THE TASK: The records below hold pictures; please leave those out and retype the rest exactly.

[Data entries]
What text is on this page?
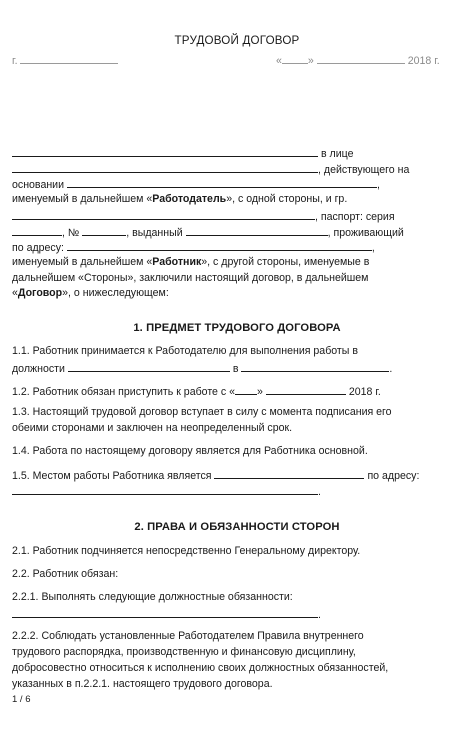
ТРУДОВОЙ ДОГОВОР
г.	« »	2018 г.
в лице
, действующего на
основании	,
именуемый в дальнейшем «Работодатель», с одной стороны, и гр.
, паспорт: серия
, №	, выданный	, проживающий
по адресу:	,
именуемый в дальнейшем «Работник», с другой стороны, именуемые в
дальнейшем «Стороны», заключили настоящий договор, в дальнейшем
«Договор», о нижеследующем:
1. ПРЕДМЕТ ТРУДОВОГО ДОГОВОРА
1.1. Работник принимается к Работодателю для выполнения работы в
должности	в	.
1.2. Работник обязан приступить к работе с « »	2018 г.
1.3. Настоящий трудовой договор вступает в силу с момента подписания его
обеими сторонами и заключен на неопределенный срок.
1.4. Работа по настоящему договору является для Работника основной.
1.5. Местом работы Работника является	по адресу:
.
2. ПРАВА И ОБЯЗАННОСТИ СТОРОН
2.1. Работник подчиняется непосредственно Генеральному директору.
2.2. Работник обязан:
2.2.1. Выполнять следующие должностные обязанности:
.
2.2.2. Соблюдать установленные Работодателем Правила внутреннего
трудового распорядка, производственную и финансовую дисциплину,
добросовестно относиться к исполнению своих должностных обязанностей,
указанных в п.2.2.1. настоящего трудового договора.
1 / 6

EXERCISE ANSWER:
What text is on this page?
ТРУДОВОЙ ДОГОВОР
г.	« »	2018 г.
в лице
, действующего на
основании	,
именуемый в дальнейшем «Работодатель», с одной стороны, и гр.
, паспорт: серия
, №	, выданный	, проживающий
по адресу:	,
именуемый в дальнейшем «Работник», с другой стороны, именуемые в
дальнейшем «Стороны», заключили настоящий договор, в дальнейшем
«Договор», о нижеследующем:
1. ПРЕДМЕТ ТРУДОВОГО ДОГОВОРА
1.1. Работник принимается к Работодателю для выполнения работы в
должности	в	.
1.2. Работник обязан приступить к работе с « »	2018 г.
1.3. Настоящий трудовой договор вступает в силу с момента подписания его
обеими сторонами и заключен на неопределенный срок.
1.4. Работа по настоящему договору является для Работника основной.
1.5. Местом работы Работника является	по адресу:
.
2. ПРАВА И ОБЯЗАННОСТИ СТОРОН
2.1. Работник подчиняется непосредственно Генеральному директору.
2.2. Работник обязан:
2.2.1. Выполнять следующие должностные обязанности:
.
2.2.2. Соблюдать установленные Работодателем Правила внутреннего
трудового распорядка, производственную и финансовую дисциплину,
добросовестно относиться к исполнению своих должностных обязанностей,
указанных в п.2.2.1. настоящего трудового договора.
1 / 6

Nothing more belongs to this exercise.